/---

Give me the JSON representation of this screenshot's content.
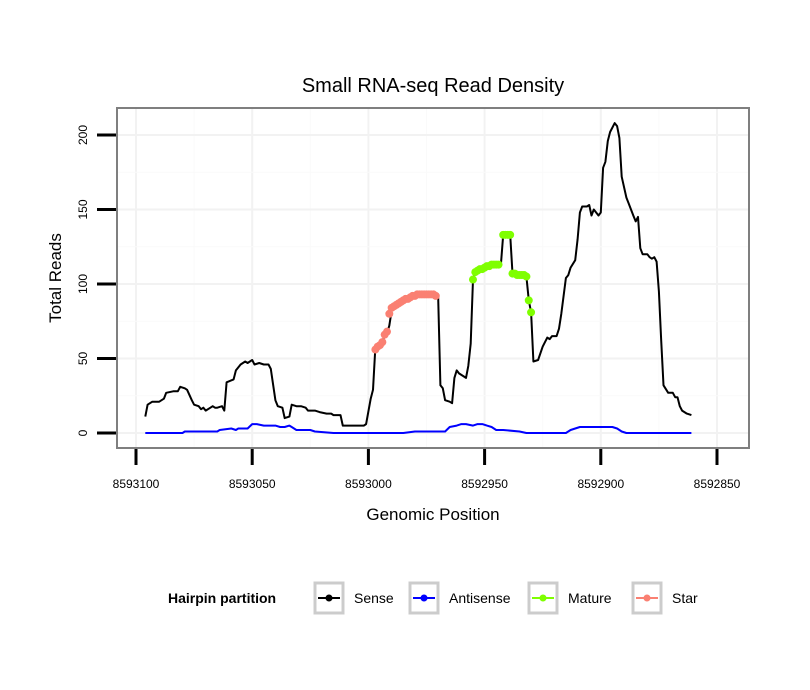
{
  "chart_data": {
    "type": "line",
    "title": "Small RNA-seq Read Density",
    "xlabel": "Genomic Position",
    "ylabel": "Total Reads",
    "xlim": [
      8593105,
      8592845
    ],
    "x_reversed": true,
    "ylim": [
      -10,
      219
    ],
    "x_ticks": [
      8593100,
      8593050,
      8593000,
      8592950,
      8592900,
      8592850
    ],
    "x_tick_labels": [
      "8593100",
      "8593050",
      "8593000",
      "8592950",
      "8592900",
      "8592850"
    ],
    "y_ticks": [
      0,
      50,
      100,
      150,
      200
    ],
    "y_tick_labels": [
      "0",
      "50",
      "100",
      "150",
      "200"
    ],
    "grid": true,
    "legend": {
      "title": "Hairpin partition",
      "placement": "bottom",
      "entries": [
        {
          "label": "Sense",
          "color": "#000000"
        },
        {
          "label": "Antisense",
          "color": "#0000ff"
        },
        {
          "label": "Mature",
          "color": "#7fff00"
        },
        {
          "label": "Star",
          "color": "#fa8072"
        }
      ]
    },
    "series": [
      {
        "name": "Sense",
        "color": "#000000",
        "markers": false,
        "points": [
          [
            8593096,
            11
          ],
          [
            8593095,
            19
          ],
          [
            8593093,
            21
          ],
          [
            8593090,
            21
          ],
          [
            8593088,
            23
          ],
          [
            8593087,
            27
          ],
          [
            8593084,
            28
          ],
          [
            8593082,
            28
          ],
          [
            8593081,
            31
          ],
          [
            8593079,
            30
          ],
          [
            8593078,
            29
          ],
          [
            8593076,
            22
          ],
          [
            8593075,
            19
          ],
          [
            8593073,
            18
          ],
          [
            8593072,
            16
          ],
          [
            8593071,
            17
          ],
          [
            8593070,
            15
          ],
          [
            8593068,
            17
          ],
          [
            8593067,
            18
          ],
          [
            8593066,
            17
          ],
          [
            8593065,
            17
          ],
          [
            8593063,
            18
          ],
          [
            8593062,
            15
          ],
          [
            8593061,
            34
          ],
          [
            8593058,
            36
          ],
          [
            8593057,
            42
          ],
          [
            8593055,
            46
          ],
          [
            8593053,
            48
          ],
          [
            8593052,
            47
          ],
          [
            8593050,
            49
          ],
          [
            8593049,
            46
          ],
          [
            8593047,
            47
          ],
          [
            8593045,
            46
          ],
          [
            8593043,
            46
          ],
          [
            8593042,
            43
          ],
          [
            8593040,
            22
          ],
          [
            8593039,
            18
          ],
          [
            8593037,
            17
          ],
          [
            8593036,
            10
          ],
          [
            8593034,
            11
          ],
          [
            8593033,
            19
          ],
          [
            8593031,
            18
          ],
          [
            8593029,
            18
          ],
          [
            8593027,
            17
          ],
          [
            8593026,
            15
          ],
          [
            8593023,
            15
          ],
          [
            8593021,
            14
          ],
          [
            8593018,
            13
          ],
          [
            8593016,
            13
          ],
          [
            8593015,
            12
          ],
          [
            8593012,
            12
          ],
          [
            8593011,
            5
          ],
          [
            8593004,
            5
          ],
          [
            8593002,
            5
          ],
          [
            8593001,
            6
          ],
          [
            8592999,
            23
          ],
          [
            8592998,
            29
          ],
          [
            8592997,
            58
          ],
          [
            8592995,
            59
          ],
          [
            8592994,
            62
          ],
          [
            8592992,
            67
          ],
          [
            8592991,
            72
          ],
          [
            8592990,
            82
          ],
          [
            8592988,
            84
          ],
          [
            8592986,
            86
          ],
          [
            8592984,
            88
          ],
          [
            8592982,
            90
          ],
          [
            8592980,
            91
          ],
          [
            8592978,
            92
          ],
          [
            8592976,
            93
          ],
          [
            8592973,
            94
          ],
          [
            8592970,
            93
          ],
          [
            8592969,
            32
          ],
          [
            8592968,
            30
          ],
          [
            8592967,
            22
          ],
          [
            8592965,
            21
          ],
          [
            8592964,
            20
          ],
          [
            8592963,
            37
          ],
          [
            8592962,
            42
          ],
          [
            8592961,
            40
          ],
          [
            8592959,
            38
          ],
          [
            8592958,
            37
          ],
          [
            8592957,
            45
          ],
          [
            8592956,
            60
          ],
          [
            8592955,
            103
          ],
          [
            8592954,
            108
          ],
          [
            8592952,
            110
          ],
          [
            8592950,
            111
          ],
          [
            8592948,
            112
          ],
          [
            8592946,
            113
          ],
          [
            8592944,
            114
          ],
          [
            8592943,
            113
          ],
          [
            8592942,
            133
          ],
          [
            8592939,
            133
          ],
          [
            8592938,
            107
          ],
          [
            8592936,
            106
          ],
          [
            8592934,
            106
          ],
          [
            8592932,
            105
          ],
          [
            8592931,
            89
          ],
          [
            8592930,
            81
          ],
          [
            8592929,
            48
          ],
          [
            8592927,
            49
          ],
          [
            8592925,
            58
          ],
          [
            8592923,
            64
          ],
          [
            8592922,
            63
          ],
          [
            8592921,
            65
          ],
          [
            8592919,
            65
          ],
          [
            8592918,
            70
          ],
          [
            8592917,
            80
          ],
          [
            8592915,
            104
          ],
          [
            8592914,
            106
          ],
          [
            8592913,
            111
          ],
          [
            8592911,
            116
          ],
          [
            8592910,
            130
          ],
          [
            8592909,
            148
          ],
          [
            8592908,
            152
          ],
          [
            8592906,
            152
          ],
          [
            8592905,
            153
          ],
          [
            8592904,
            146
          ],
          [
            8592903,
            150
          ],
          [
            8592901,
            146
          ],
          [
            8592900,
            148
          ],
          [
            8592899,
            178
          ],
          [
            8592898,
            182
          ],
          [
            8592897,
            196
          ],
          [
            8592896,
            202
          ],
          [
            8592894,
            208
          ],
          [
            8592893,
            206
          ],
          [
            8592892,
            198
          ],
          [
            8592891,
            172
          ],
          [
            8592889,
            158
          ],
          [
            8592888,
            154
          ],
          [
            8592887,
            150
          ],
          [
            8592886,
            146
          ],
          [
            8592885,
            142
          ],
          [
            8592884,
            145
          ],
          [
            8592883,
            124
          ],
          [
            8592882,
            120
          ],
          [
            8592880,
            120
          ],
          [
            8592879,
            118
          ],
          [
            8592878,
            117
          ],
          [
            8592877,
            118
          ],
          [
            8592876,
            115
          ],
          [
            8592875,
            95
          ],
          [
            8592874,
            62
          ],
          [
            8592873,
            32
          ],
          [
            8592871,
            27
          ],
          [
            8592869,
            27
          ],
          [
            8592868,
            24
          ],
          [
            8592867,
            24
          ],
          [
            8592866,
            18
          ],
          [
            8592865,
            15
          ],
          [
            8592863,
            13
          ],
          [
            8592861,
            12
          ]
        ]
      },
      {
        "name": "Antisense",
        "color": "#0000ff",
        "markers": false,
        "points": [
          [
            8593096,
            0
          ],
          [
            8593080,
            0
          ],
          [
            8593079,
            1
          ],
          [
            8593065,
            1
          ],
          [
            8593064,
            2
          ],
          [
            8593059,
            3
          ],
          [
            8593057,
            2
          ],
          [
            8593056,
            3
          ],
          [
            8593054,
            3
          ],
          [
            8593052,
            3
          ],
          [
            8593050,
            6
          ],
          [
            8593048,
            6
          ],
          [
            8593045,
            5
          ],
          [
            8593040,
            5
          ],
          [
            8593038,
            4
          ],
          [
            8593036,
            4
          ],
          [
            8593034,
            5
          ],
          [
            8593033,
            4
          ],
          [
            8593031,
            2
          ],
          [
            8593025,
            2
          ],
          [
            8593023,
            1
          ],
          [
            8593015,
            0
          ],
          [
            8592985,
            0
          ],
          [
            8592980,
            1
          ],
          [
            8592967,
            1
          ],
          [
            8592965,
            4
          ],
          [
            8592962,
            5
          ],
          [
            8592960,
            6
          ],
          [
            8592958,
            6
          ],
          [
            8592955,
            5
          ],
          [
            8592953,
            6
          ],
          [
            8592951,
            6
          ],
          [
            8592949,
            5
          ],
          [
            8592947,
            4
          ],
          [
            8592945,
            2
          ],
          [
            8592942,
            2
          ],
          [
            8592935,
            1
          ],
          [
            8592932,
            0
          ],
          [
            8592915,
            0
          ],
          [
            8592913,
            2
          ],
          [
            8592911,
            3
          ],
          [
            8592909,
            4
          ],
          [
            8592895,
            4
          ],
          [
            8592893,
            3
          ],
          [
            8592891,
            1
          ],
          [
            8592889,
            0
          ],
          [
            8592861,
            0
          ]
        ]
      },
      {
        "name": "Mature",
        "color": "#7fff00",
        "markers": true,
        "points": [
          [
            8592955,
            103
          ],
          [
            8592954,
            108
          ],
          [
            8592953,
            109
          ],
          [
            8592952,
            110
          ],
          [
            8592951,
            110
          ],
          [
            8592950,
            111
          ],
          [
            8592949,
            112
          ],
          [
            8592948,
            112
          ],
          [
            8592947,
            113
          ],
          [
            8592946,
            113
          ],
          [
            8592945,
            113
          ],
          [
            8592944,
            113
          ],
          [
            8592942,
            133
          ],
          [
            8592941,
            133
          ],
          [
            8592940,
            133
          ],
          [
            8592939,
            133
          ],
          [
            8592938,
            107
          ],
          [
            8592937,
            107
          ],
          [
            8592936,
            106
          ],
          [
            8592935,
            106
          ],
          [
            8592934,
            106
          ],
          [
            8592933,
            106
          ],
          [
            8592932,
            105
          ],
          [
            8592931,
            89
          ],
          [
            8592930,
            81
          ]
        ]
      },
      {
        "name": "Star",
        "color": "#fa8072",
        "markers": true,
        "points": [
          [
            8592997,
            56
          ],
          [
            8592996,
            58
          ],
          [
            8592995,
            59
          ],
          [
            8592994,
            61
          ],
          [
            8592993,
            66
          ],
          [
            8592992,
            68
          ],
          [
            8592991,
            80
          ],
          [
            8592990,
            84
          ],
          [
            8592989,
            85
          ],
          [
            8592988,
            86
          ],
          [
            8592987,
            87
          ],
          [
            8592986,
            88
          ],
          [
            8592985,
            89
          ],
          [
            8592984,
            90
          ],
          [
            8592983,
            90
          ],
          [
            8592982,
            91
          ],
          [
            8592981,
            92
          ],
          [
            8592980,
            92
          ],
          [
            8592979,
            93
          ],
          [
            8592978,
            93
          ],
          [
            8592977,
            93
          ],
          [
            8592976,
            93
          ],
          [
            8592975,
            93
          ],
          [
            8592974,
            93
          ],
          [
            8592973,
            93
          ],
          [
            8592972,
            93
          ],
          [
            8592971,
            92
          ]
        ]
      }
    ]
  }
}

\---

- _PROBLEM REQUIREMENTS_:
Return every line from the material that contains the word "title".

- _EXERCISE RESPONSE_:
    "title": "Small RNA-seq Read Density",
      "title": "Hairpin partition",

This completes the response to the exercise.